## Work required
In the entries that follow, find the word "costs" and report each line it is on.

[Source data]
..............................

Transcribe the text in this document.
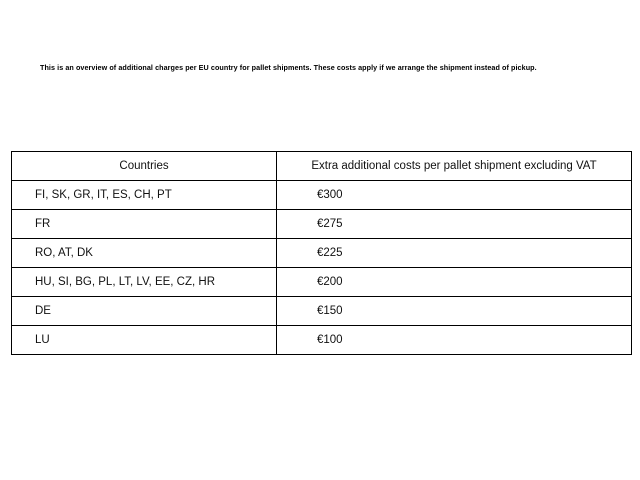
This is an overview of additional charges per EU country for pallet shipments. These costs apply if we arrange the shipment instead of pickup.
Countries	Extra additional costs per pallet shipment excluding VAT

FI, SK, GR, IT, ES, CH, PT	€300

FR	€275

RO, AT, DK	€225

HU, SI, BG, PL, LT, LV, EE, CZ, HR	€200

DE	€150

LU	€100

..............................

## Task solution
This is an overview of additional charges per EU country for pallet shipments. These costs apply if we arrange the shipment instead of pickup.
Countries	Extra additional costs per pallet shipment excluding VAT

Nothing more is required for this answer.